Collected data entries
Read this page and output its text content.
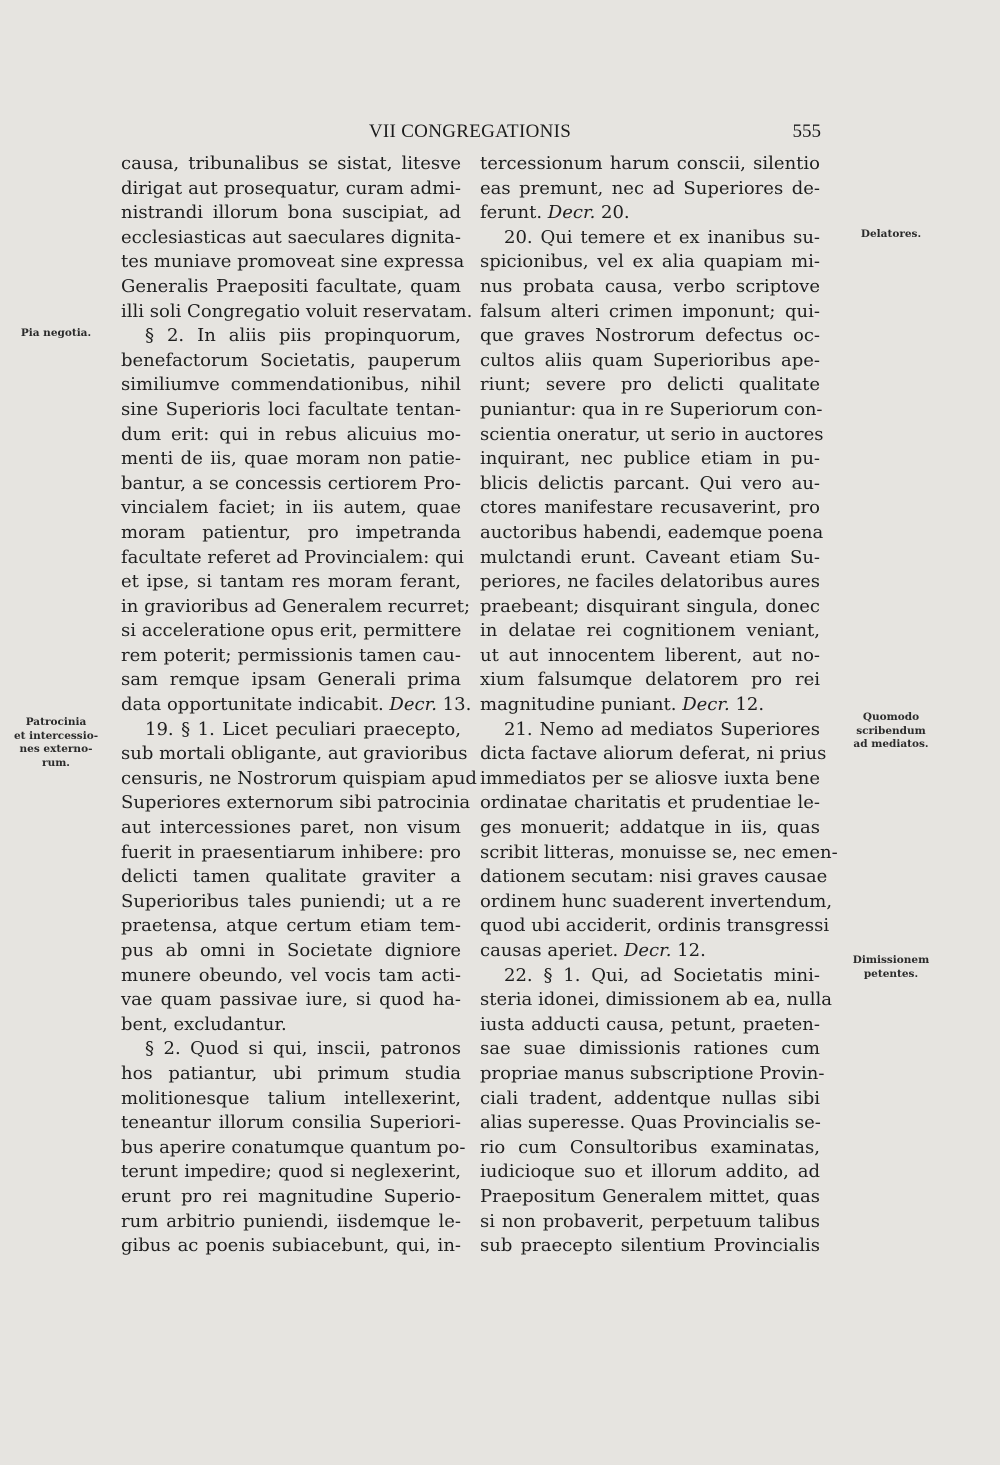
VII CONGREGATIONIS	555
causa, tribunalibus se sistat, litesve
dirigat aut prosequatur, curam admi-
nistrandi illorum bona suscipiat, ad
ecclesiasticas aut saeculares dignita-
tes muniave promoveat sine expressa
Generalis Praepositi facultate, quam
illi soli Congregatio voluit reservatam.
§ 2. In aliis piis propinquorum,
benefactorum Societatis, pauperum
similiumve commendationibus, nihil
sine Superioris loci facultate tentan-
dum erit: qui in rebus alicuius mo-
menti de iis, quae moram non patie-
bantur, a se concessis certiorem Pro-
vincialem faciet; in iis autem, quae
moram patientur, pro impetranda
facultate referet ad Provincialem: qui
et ipse, si tantam res moram ferant,
in gravioribus ad Generalem recurret;
si acceleratione opus erit, permittere
rem poterit; permissionis tamen cau-
sam remque ipsam Generali prima
data opportunitate indicabit. Decr. 13.
19. § 1. Licet peculiari praecepto,
sub mortali obligante, aut gravioribus
censuris, ne Nostrorum quispiam apud
Superiores externorum sibi patrocinia
aut intercessiones paret, non visum
fuerit in praesentiarum inhibere: pro
delicti tamen qualitate graviter a
Superioribus tales puniendi; ut a re
praetensa, atque certum etiam tem-
pus ab omni in Societate digniore
munere obeundo, vel vocis tam acti-
vae quam passivae iure, si quod ha-
bent, excludantur.
§ 2. Quod si qui, inscii, patronos
hos patiantur, ubi primum studia
molitionesque talium intellexerint,
teneantur illorum consilia Superiori-
bus aperire conatumque quantum po-
terunt impedire; quod si neglexerint,
erunt pro rei magnitudine Superio-
rum arbitrio puniendi, iisdemque le-
gibus ac poenis subiacebunt, qui, in-
tercessionum harum conscii, silentio
eas premunt, nec ad Superiores de-
ferunt. Decr. 20.
20. Qui temere et ex inanibus su-
spicionibus, vel ex alia quapiam mi-
nus probata causa, verbo scriptove
falsum alteri crimen imponunt; qui-
que graves Nostrorum defectus oc-
cultos aliis quam Superioribus ape-
riunt; severe pro delicti qualitate
puniantur: qua in re Superiorum con-
scientia oneratur, ut serio in auctores
inquirant, nec publice etiam in pu-
blicis delictis parcant. Qui vero au-
ctores manifestare recusaverint, pro
auctoribus habendi, eademque poena
mulctandi erunt. Caveant etiam Su-
periores, ne faciles delatoribus aures
praebeant; disquirant singula, donec
in delatae rei cognitionem veniant,
ut aut innocentem liberent, aut no-
xium falsumque delatorem pro rei
magnitudine puniant. Decr. 12.
21. Nemo ad mediatos Superiores
dicta factave aliorum deferat, ni prius
immediatos per se aliosve iuxta bene
ordinatae charitatis et prudentiae le-
ges monuerit; addatque in iis, quas
scribit litteras, monuisse se, nec emen-
dationem secutam: nisi graves causae
ordinem hunc suaderent invertendum,
quod ubi acciderit, ordinis transgressi
causas aperiet. Decr. 12.
22. § 1. Qui, ad Societatis mini-
steria idonei, dimissionem ab ea, nulla
iusta adducti causa, petunt, praeten-
sae suae dimissionis rationes cum
propriae manus subscriptione Provin-
ciali tradent, addentque nullas sibi
alias superesse. Quas Provincialis se-
rio cum Consultoribus examinatas,
iudicioque suo et illorum addito, ad
Praepositum Generalem mittet, quas
si non probaverit, perpetuum talibus
sub praecepto silentium Provincialis
Pia negotia.
Patrocinia
et intercessio-
nes externo-
rum.
Delatores.
Quomodo
scribendum
ad mediatos.
Dimissionem
petentes.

*WRITTEN PROBLEM*:
Can the entries above be repeated exactly, without their pictures?

*EXERCISE RESPONSE*:
Read this page and output its text content.
VII CONGREGATIONIS	555
causa, tribunalibus se sistat, litesve
dirigat aut prosequatur, curam admi-
nistrandi illorum bona suscipiat, ad
ecclesiasticas aut saeculares dignita-
tes muniave promoveat sine expressa
Generalis Praepositi facultate, quam
illi soli Congregatio voluit reservatam.
§ 2. In aliis piis propinquorum,
benefactorum Societatis, pauperum
similiumve commendationibus, nihil
sine Superioris loci facultate tentan-
dum erit: qui in rebus alicuius mo-
menti de iis, quae moram non patie-
bantur, a se concessis certiorem Pro-
vincialem faciet; in iis autem, quae
moram patientur, pro impetranda
facultate referet ad Provincialem: qui
et ipse, si tantam res moram ferant,
in gravioribus ad Generalem recurret;
si acceleratione opus erit, permittere
rem poterit; permissionis tamen cau-
sam remque ipsam Generali prima
data opportunitate indicabit. Decr. 13.
19. § 1. Licet peculiari praecepto,
sub mortali obligante, aut gravioribus
censuris, ne Nostrorum quispiam apud
Superiores externorum sibi patrocinia
aut intercessiones paret, non visum
fuerit in praesentiarum inhibere: pro
delicti tamen qualitate graviter a
Superioribus tales puniendi; ut a re
praetensa, atque certum etiam tem-
pus ab omni in Societate digniore
munere obeundo, vel vocis tam acti-
vae quam passivae iure, si quod ha-
bent, excludantur.
§ 2. Quod si qui, inscii, patronos
hos patiantur, ubi primum studia
molitionesque talium intellexerint,
teneantur illorum consilia Superiori-
bus aperire conatumque quantum po-
terunt impedire; quod si neglexerint,
erunt pro rei magnitudine Superio-
rum arbitrio puniendi, iisdemque le-
gibus ac poenis subiacebunt, qui, in-
tercessionum harum conscii, silentio
eas premunt, nec ad Superiores de-
ferunt. Decr. 20.
20. Qui temere et ex inanibus su-
spicionibus, vel ex alia quapiam mi-
nus probata causa, verbo scriptove
falsum alteri crimen imponunt; qui-
que graves Nostrorum defectus oc-
cultos aliis quam Superioribus ape-
riunt; severe pro delicti qualitate
puniantur: qua in re Superiorum con-
scientia oneratur, ut serio in auctores
inquirant, nec publice etiam in pu-
blicis delictis parcant. Qui vero au-
ctores manifestare recusaverint, pro
auctoribus habendi, eademque poena
mulctandi erunt. Caveant etiam Su-
periores, ne faciles delatoribus aures
praebeant; disquirant singula, donec
in delatae rei cognitionem veniant,
ut aut innocentem liberent, aut no-
xium falsumque delatorem pro rei
magnitudine puniant. Decr. 12.
21. Nemo ad mediatos Superiores
dicta factave aliorum deferat, ni prius
immediatos per se aliosve iuxta bene
ordinatae charitatis et prudentiae le-
ges monuerit; addatque in iis, quas
scribit litteras, monuisse se, nec emen-
dationem secutam: nisi graves causae
ordinem hunc suaderent invertendum,
quod ubi acciderit, ordinis transgressi
causas aperiet. Decr. 12.
22. § 1. Qui, ad Societatis mini-
steria idonei, dimissionem ab ea, nulla
iusta adducti causa, petunt, praeten-
sae suae dimissionis rationes cum
propriae manus subscriptione Provin-
ciali tradent, addentque nullas sibi
alias superesse. Quas Provincialis se-
rio cum Consultoribus examinatas,
iudicioque suo et illorum addito, ad
Praepositum Generalem mittet, quas
si non probaverit, perpetuum talibus
sub praecepto silentium Provincialis
Pia negotia.
Patrocinia
et intercessio-
nes externo-
rum.
Delatores.
Quomodo
scribendum
ad mediatos.
Dimissionem
petentes.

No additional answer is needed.